DATASET ROWS start
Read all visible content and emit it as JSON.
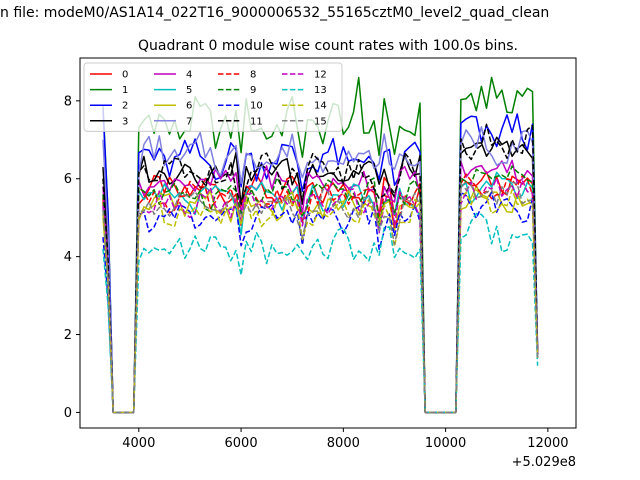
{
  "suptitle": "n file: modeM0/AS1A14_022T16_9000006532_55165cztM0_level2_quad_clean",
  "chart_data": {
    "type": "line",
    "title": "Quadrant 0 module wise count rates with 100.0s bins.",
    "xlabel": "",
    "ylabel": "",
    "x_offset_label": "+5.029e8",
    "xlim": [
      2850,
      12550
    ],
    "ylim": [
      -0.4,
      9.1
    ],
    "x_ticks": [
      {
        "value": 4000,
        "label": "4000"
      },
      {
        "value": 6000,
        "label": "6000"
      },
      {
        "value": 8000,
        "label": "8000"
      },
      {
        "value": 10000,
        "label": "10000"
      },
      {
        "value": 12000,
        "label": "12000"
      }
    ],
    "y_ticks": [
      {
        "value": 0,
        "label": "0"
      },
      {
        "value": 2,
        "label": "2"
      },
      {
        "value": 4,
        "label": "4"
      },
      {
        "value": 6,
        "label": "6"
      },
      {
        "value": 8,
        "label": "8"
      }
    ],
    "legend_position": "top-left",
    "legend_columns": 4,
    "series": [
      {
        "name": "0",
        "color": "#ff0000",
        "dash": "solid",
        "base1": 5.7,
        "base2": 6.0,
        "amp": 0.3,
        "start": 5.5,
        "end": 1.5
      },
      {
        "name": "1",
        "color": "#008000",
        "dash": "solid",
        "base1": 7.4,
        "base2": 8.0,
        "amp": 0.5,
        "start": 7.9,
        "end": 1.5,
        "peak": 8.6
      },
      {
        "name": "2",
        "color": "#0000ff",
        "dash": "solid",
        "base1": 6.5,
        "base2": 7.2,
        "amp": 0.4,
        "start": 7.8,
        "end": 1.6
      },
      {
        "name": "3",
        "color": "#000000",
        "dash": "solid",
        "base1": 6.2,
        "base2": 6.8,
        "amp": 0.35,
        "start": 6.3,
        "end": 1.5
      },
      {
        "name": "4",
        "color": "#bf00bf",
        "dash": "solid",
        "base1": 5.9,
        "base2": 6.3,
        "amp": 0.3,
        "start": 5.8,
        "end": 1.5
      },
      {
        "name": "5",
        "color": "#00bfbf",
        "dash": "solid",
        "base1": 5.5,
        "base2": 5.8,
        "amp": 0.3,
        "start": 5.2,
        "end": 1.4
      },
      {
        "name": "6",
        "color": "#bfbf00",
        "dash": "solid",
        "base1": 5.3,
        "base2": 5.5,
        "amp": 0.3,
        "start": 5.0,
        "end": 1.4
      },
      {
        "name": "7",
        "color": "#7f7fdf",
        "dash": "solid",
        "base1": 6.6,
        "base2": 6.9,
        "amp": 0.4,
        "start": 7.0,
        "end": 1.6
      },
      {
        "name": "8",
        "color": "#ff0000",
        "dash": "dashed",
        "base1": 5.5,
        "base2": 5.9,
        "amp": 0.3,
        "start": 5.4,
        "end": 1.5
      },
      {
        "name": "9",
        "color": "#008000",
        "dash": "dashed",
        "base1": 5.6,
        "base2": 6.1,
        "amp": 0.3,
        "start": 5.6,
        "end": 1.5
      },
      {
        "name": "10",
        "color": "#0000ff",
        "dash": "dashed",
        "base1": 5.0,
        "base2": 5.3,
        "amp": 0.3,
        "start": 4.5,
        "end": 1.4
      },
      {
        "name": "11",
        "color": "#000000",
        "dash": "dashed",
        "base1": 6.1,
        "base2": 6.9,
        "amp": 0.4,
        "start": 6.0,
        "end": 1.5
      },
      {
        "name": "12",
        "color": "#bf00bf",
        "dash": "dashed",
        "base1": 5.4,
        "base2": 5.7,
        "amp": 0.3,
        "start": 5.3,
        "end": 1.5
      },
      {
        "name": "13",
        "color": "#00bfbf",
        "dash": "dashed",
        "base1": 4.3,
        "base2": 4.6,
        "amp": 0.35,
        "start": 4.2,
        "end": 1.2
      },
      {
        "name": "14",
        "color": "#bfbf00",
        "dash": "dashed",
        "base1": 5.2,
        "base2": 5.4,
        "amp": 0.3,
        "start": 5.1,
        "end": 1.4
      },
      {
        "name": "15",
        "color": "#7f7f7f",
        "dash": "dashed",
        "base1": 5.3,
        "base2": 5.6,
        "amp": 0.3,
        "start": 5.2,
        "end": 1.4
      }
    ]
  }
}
DATASET ROWS end
DATASET ROWS start
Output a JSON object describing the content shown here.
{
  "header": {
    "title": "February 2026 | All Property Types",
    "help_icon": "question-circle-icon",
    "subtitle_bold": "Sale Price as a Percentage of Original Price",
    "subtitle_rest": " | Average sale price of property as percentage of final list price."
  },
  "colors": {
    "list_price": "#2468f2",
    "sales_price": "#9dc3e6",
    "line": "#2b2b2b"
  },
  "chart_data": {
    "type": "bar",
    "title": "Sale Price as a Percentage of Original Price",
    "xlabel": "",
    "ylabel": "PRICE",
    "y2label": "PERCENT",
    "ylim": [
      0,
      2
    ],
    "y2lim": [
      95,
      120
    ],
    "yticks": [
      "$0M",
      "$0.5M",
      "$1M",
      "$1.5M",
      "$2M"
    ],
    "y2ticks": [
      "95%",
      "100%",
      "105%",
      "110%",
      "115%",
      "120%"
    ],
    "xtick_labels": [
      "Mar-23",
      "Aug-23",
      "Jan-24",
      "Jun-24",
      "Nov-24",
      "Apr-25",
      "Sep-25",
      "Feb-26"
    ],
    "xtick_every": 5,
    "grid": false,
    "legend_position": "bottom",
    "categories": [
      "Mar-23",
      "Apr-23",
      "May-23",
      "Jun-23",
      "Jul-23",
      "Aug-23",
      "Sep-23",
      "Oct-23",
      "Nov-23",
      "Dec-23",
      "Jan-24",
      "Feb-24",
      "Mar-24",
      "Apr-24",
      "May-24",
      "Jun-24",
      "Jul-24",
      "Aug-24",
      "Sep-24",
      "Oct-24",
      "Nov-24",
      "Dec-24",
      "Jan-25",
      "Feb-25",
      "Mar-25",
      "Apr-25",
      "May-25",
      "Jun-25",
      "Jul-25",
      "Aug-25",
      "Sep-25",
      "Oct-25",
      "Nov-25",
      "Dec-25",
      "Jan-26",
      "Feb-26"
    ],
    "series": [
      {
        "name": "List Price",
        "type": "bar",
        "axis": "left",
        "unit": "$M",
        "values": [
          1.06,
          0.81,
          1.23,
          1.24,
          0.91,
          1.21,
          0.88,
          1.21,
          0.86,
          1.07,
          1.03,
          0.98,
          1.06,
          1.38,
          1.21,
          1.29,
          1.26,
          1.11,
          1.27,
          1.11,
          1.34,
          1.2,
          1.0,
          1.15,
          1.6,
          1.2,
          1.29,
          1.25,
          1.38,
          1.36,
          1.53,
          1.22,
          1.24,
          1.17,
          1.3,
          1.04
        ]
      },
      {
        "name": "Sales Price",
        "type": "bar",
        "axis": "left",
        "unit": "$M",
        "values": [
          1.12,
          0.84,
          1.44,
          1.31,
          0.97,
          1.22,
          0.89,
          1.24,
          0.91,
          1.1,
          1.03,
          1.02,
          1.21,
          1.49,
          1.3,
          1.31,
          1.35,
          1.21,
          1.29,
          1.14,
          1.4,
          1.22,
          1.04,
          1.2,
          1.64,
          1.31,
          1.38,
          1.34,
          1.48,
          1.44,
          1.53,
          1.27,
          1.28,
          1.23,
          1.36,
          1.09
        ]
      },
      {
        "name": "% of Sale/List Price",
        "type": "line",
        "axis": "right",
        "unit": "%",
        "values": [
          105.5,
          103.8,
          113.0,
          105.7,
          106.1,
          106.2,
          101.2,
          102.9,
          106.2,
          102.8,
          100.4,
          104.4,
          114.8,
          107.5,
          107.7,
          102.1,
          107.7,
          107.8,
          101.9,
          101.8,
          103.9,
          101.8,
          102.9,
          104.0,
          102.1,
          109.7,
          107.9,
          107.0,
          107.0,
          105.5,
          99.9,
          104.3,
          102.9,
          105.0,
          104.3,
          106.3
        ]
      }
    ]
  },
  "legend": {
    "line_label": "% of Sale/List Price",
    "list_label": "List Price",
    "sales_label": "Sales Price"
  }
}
DATASET ROWS end
Take every line that includes the string "content" and copy it.

Read all visible content and emit it as JSON.
Output a JSON object describing the content shown here.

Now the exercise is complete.